## Records to use
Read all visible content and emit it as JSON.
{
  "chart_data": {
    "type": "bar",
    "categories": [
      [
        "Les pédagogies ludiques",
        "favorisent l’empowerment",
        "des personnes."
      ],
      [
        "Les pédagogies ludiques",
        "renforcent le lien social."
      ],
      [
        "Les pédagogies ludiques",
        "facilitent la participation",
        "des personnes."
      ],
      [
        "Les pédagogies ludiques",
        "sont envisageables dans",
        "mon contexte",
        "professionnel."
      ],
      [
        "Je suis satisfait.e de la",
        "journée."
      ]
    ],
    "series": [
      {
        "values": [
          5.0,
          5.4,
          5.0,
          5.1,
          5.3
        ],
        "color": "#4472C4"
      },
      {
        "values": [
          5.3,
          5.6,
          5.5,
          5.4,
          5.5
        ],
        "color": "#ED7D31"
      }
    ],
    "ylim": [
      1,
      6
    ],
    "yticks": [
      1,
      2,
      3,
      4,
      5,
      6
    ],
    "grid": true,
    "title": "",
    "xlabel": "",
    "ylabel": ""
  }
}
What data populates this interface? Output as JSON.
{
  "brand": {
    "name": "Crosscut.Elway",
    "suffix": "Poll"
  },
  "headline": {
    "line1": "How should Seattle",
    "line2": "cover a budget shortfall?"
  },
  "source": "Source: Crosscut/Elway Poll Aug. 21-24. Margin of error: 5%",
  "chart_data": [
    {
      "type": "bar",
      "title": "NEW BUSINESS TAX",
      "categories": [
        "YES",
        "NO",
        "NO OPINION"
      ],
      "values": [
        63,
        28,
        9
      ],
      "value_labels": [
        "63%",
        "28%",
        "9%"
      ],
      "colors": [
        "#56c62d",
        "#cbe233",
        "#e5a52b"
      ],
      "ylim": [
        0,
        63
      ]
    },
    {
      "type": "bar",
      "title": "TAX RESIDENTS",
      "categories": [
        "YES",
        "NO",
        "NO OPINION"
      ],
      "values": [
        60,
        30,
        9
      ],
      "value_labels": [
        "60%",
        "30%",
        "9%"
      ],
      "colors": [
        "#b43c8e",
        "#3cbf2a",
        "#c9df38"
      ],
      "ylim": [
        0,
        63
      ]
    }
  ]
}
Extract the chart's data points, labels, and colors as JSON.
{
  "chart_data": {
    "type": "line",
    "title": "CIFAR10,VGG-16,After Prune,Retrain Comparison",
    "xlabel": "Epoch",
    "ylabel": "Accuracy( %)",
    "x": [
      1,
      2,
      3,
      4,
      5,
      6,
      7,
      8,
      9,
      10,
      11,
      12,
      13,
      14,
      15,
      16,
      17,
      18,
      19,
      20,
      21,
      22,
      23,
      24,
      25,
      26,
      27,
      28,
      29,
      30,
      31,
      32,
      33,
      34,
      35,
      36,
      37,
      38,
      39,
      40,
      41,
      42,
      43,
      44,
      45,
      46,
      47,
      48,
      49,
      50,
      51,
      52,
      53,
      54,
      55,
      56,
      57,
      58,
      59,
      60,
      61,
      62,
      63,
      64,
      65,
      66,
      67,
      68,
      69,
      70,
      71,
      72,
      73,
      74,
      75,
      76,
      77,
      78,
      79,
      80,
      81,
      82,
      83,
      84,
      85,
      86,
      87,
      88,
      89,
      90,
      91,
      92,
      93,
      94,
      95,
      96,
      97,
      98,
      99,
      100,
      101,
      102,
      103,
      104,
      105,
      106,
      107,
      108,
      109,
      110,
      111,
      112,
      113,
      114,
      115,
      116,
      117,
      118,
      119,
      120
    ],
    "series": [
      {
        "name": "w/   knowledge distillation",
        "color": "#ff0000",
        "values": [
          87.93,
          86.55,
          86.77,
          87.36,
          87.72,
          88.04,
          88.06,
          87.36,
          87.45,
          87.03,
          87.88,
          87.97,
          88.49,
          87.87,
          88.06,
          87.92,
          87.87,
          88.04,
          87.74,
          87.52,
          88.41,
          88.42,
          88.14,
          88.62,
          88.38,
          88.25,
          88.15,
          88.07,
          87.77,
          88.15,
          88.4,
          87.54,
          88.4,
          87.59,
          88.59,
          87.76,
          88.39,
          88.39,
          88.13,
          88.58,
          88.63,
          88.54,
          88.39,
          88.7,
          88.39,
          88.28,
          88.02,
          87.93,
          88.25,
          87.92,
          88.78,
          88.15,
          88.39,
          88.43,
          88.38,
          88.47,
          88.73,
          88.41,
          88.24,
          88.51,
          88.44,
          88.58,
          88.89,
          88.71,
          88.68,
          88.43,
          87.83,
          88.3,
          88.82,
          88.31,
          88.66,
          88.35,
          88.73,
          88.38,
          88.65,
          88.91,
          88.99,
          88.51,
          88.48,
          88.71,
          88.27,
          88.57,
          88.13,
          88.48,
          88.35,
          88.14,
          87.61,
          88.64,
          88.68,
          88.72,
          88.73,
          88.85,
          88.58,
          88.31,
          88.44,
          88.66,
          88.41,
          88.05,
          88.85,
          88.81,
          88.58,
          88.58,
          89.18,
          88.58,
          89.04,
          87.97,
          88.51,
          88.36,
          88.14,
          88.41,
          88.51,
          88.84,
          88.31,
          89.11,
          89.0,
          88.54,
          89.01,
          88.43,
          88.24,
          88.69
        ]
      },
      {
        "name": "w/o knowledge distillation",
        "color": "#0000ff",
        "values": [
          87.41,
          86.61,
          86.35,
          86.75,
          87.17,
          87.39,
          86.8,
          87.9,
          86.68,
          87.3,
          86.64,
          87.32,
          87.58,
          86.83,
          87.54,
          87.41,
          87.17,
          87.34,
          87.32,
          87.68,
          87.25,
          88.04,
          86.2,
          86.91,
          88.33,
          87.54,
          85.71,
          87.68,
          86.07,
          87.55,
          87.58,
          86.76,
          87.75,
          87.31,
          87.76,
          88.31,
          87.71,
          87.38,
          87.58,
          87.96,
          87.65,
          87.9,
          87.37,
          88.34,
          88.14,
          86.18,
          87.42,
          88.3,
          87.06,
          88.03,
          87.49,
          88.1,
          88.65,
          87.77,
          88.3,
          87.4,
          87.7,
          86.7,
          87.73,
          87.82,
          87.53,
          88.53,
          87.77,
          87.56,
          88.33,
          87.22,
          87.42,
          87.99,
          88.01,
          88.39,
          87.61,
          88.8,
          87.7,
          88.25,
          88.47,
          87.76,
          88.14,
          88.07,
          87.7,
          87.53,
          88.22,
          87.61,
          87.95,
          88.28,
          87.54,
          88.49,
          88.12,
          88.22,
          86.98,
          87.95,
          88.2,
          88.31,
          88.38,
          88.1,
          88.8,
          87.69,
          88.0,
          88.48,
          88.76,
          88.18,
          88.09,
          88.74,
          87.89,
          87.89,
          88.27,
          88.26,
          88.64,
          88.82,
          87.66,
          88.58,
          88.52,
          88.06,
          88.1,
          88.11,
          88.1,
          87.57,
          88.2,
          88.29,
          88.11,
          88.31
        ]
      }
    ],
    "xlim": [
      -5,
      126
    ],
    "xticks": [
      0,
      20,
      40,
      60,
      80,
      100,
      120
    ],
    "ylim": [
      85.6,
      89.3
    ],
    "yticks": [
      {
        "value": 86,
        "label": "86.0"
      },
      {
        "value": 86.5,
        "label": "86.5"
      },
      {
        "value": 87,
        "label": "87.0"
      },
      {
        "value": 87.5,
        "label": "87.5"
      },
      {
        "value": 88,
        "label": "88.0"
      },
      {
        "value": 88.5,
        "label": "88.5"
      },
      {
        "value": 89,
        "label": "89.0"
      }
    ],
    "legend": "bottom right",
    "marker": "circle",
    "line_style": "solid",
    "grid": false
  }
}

## Your objective
Each entry above is to be set down again in exactly the same words.

## Full output
Read all visible content and emit it as JSON.
{
  "chart_data": {
    "type": "bar",
    "categories": [
      [
        "Les pédagogies ludiques",
        "favorisent l’empowerment",
        "des personnes."
      ],
      [
        "Les pédagogies ludiques",
        "renforcent le lien social."
      ],
      [
        "Les pédagogies ludiques",
        "facilitent la participation",
        "des personnes."
      ],
      [
        "Les pédagogies ludiques",
        "sont envisageables dans",
        "mon contexte",
        "professionnel."
      ],
      [
        "Je suis satisfait.e de la",
        "journée."
      ]
    ],
    "series": [
      {
        "values": [
          5.0,
          5.4,
          5.0,
          5.1,
          5.3
        ],
        "color": "#4472C4"
      },
      {
        "values": [
          5.3,
          5.6,
          5.5,
          5.4,
          5.5
        ],
        "color": "#ED7D31"
      }
    ],
    "ylim": [
      1,
      6
    ],
    "yticks": [
      1,
      2,
      3,
      4,
      5,
      6
    ],
    "grid": true,
    "title": "",
    "xlabel": "",
    "ylabel": ""
  }
}
What data populates this interface? Output as JSON.
{
  "brand": {
    "name": "Crosscut.Elway",
    "suffix": "Poll"
  },
  "headline": {
    "line1": "How should Seattle",
    "line2": "cover a budget shortfall?"
  },
  "source": "Source: Crosscut/Elway Poll Aug. 21-24. Margin of error: 5%",
  "chart_data": [
    {
      "type": "bar",
      "title": "NEW BUSINESS TAX",
      "categories": [
        "YES",
        "NO",
        "NO OPINION"
      ],
      "values": [
        63,
        28,
        9
      ],
      "value_labels": [
        "63%",
        "28%",
        "9%"
      ],
      "colors": [
        "#56c62d",
        "#cbe233",
        "#e5a52b"
      ],
      "ylim": [
        0,
        63
      ]
    },
    {
      "type": "bar",
      "title": "TAX RESIDENTS",
      "categories": [
        "YES",
        "NO",
        "NO OPINION"
      ],
      "values": [
        60,
        30,
        9
      ],
      "value_labels": [
        "60%",
        "30%",
        "9%"
      ],
      "colors": [
        "#b43c8e",
        "#3cbf2a",
        "#c9df38"
      ],
      "ylim": [
        0,
        63
      ]
    }
  ]
}
Extract the chart's data points, labels, and colors as JSON.
{
  "chart_data": {
    "type": "line",
    "title": "CIFAR10,VGG-16,After Prune,Retrain Comparison",
    "xlabel": "Epoch",
    "ylabel": "Accuracy( %)",
    "x": [
      1,
      2,
      3,
      4,
      5,
      6,
      7,
      8,
      9,
      10,
      11,
      12,
      13,
      14,
      15,
      16,
      17,
      18,
      19,
      20,
      21,
      22,
      23,
      24,
      25,
      26,
      27,
      28,
      29,
      30,
      31,
      32,
      33,
      34,
      35,
      36,
      37,
      38,
      39,
      40,
      41,
      42,
      43,
      44,
      45,
      46,
      47,
      48,
      49,
      50,
      51,
      52,
      53,
      54,
      55,
      56,
      57,
      58,
      59,
      60,
      61,
      62,
      63,
      64,
      65,
      66,
      67,
      68,
      69,
      70,
      71,
      72,
      73,
      74,
      75,
      76,
      77,
      78,
      79,
      80,
      81,
      82,
      83,
      84,
      85,
      86,
      87,
      88,
      89,
      90,
      91,
      92,
      93,
      94,
      95,
      96,
      97,
      98,
      99,
      100,
      101,
      102,
      103,
      104,
      105,
      106,
      107,
      108,
      109,
      110,
      111,
      112,
      113,
      114,
      115,
      116,
      117,
      118,
      119,
      120
    ],
    "series": [
      {
        "name": "w/   knowledge distillation",
        "color": "#ff0000",
        "values": [
          87.93,
          86.55,
          86.77,
          87.36,
          87.72,
          88.04,
          88.06,
          87.36,
          87.45,
          87.03,
          87.88,
          87.97,
          88.49,
          87.87,
          88.06,
          87.92,
          87.87,
          88.04,
          87.74,
          87.52,
          88.41,
          88.42,
          88.14,
          88.62,
          88.38,
          88.25,
          88.15,
          88.07,
          87.77,
          88.15,
          88.4,
          87.54,
          88.4,
          87.59,
          88.59,
          87.76,
          88.39,
          88.39,
          88.13,
          88.58,
          88.63,
          88.54,
          88.39,
          88.7,
          88.39,
          88.28,
          88.02,
          87.93,
          88.25,
          87.92,
          88.78,
          88.15,
          88.39,
          88.43,
          88.38,
          88.47,
          88.73,
          88.41,
          88.24,
          88.51,
          88.44,
          88.58,
          88.89,
          88.71,
          88.68,
          88.43,
          87.83,
          88.3,
          88.82,
          88.31,
          88.66,
          88.35,
          88.73,
          88.38,
          88.65,
          88.91,
          88.99,
          88.51,
          88.48,
          88.71,
          88.27,
          88.57,
          88.13,
          88.48,
          88.35,
          88.14,
          87.61,
          88.64,
          88.68,
          88.72,
          88.73,
          88.85,
          88.58,
          88.31,
          88.44,
          88.66,
          88.41,
          88.05,
          88.85,
          88.81,
          88.58,
          88.58,
          89.18,
          88.58,
          89.04,
          87.97,
          88.51,
          88.36,
          88.14,
          88.41,
          88.51,
          88.84,
          88.31,
          89.11,
          89.0,
          88.54,
          89.01,
          88.43,
          88.24,
          88.69
        ]
      },
      {
        "name": "w/o knowledge distillation",
        "color": "#0000ff",
        "values": [
          87.41,
          86.61,
          86.35,
          86.75,
          87.17,
          87.39,
          86.8,
          87.9,
          86.68,
          87.3,
          86.64,
          87.32,
          87.58,
          86.83,
          87.54,
          87.41,
          87.17,
          87.34,
          87.32,
          87.68,
          87.25,
          88.04,
          86.2,
          86.91,
          88.33,
          87.54,
          85.71,
          87.68,
          86.07,
          87.55,
          87.58,
          86.76,
          87.75,
          87.31,
          87.76,
          88.31,
          87.71,
          87.38,
          87.58,
          87.96,
          87.65,
          87.9,
          87.37,
          88.34,
          88.14,
          86.18,
          87.42,
          88.3,
          87.06,
          88.03,
          87.49,
          88.1,
          88.65,
          87.77,
          88.3,
          87.4,
          87.7,
          86.7,
          87.73,
          87.82,
          87.53,
          88.53,
          87.77,
          87.56,
          88.33,
          87.22,
          87.42,
          87.99,
          88.01,
          88.39,
          87.61,
          88.8,
          87.7,
          88.25,
          88.47,
          87.76,
          88.14,
          88.07,
          87.7,
          87.53,
          88.22,
          87.61,
          87.95,
          88.28,
          87.54,
          88.49,
          88.12,
          88.22,
          86.98,
          87.95,
          88.2,
          88.31,
          88.38,
          88.1,
          88.8,
          87.69,
          88.0,
          88.48,
          88.76,
          88.18,
          88.09,
          88.74,
          87.89,
          87.89,
          88.27,
          88.26,
          88.64,
          88.82,
          87.66,
          88.58,
          88.52,
          88.06,
          88.1,
          88.11,
          88.1,
          87.57,
          88.2,
          88.29,
          88.11,
          88.31
        ]
      }
    ],
    "xlim": [
      -5,
      126
    ],
    "xticks": [
      0,
      20,
      40,
      60,
      80,
      100,
      120
    ],
    "ylim": [
      85.6,
      89.3
    ],
    "yticks": [
      {
        "value": 86,
        "label": "86.0"
      },
      {
        "value": 86.5,
        "label": "86.5"
      },
      {
        "value": 87,
        "label": "87.0"
      },
      {
        "value": 87.5,
        "label": "87.5"
      },
      {
        "value": 88,
        "label": "88.0"
      },
      {
        "value": 88.5,
        "label": "88.5"
      },
      {
        "value": 89,
        "label": "89.0"
      }
    ],
    "legend": "bottom right",
    "marker": "circle",
    "line_style": "solid",
    "grid": false
  }
}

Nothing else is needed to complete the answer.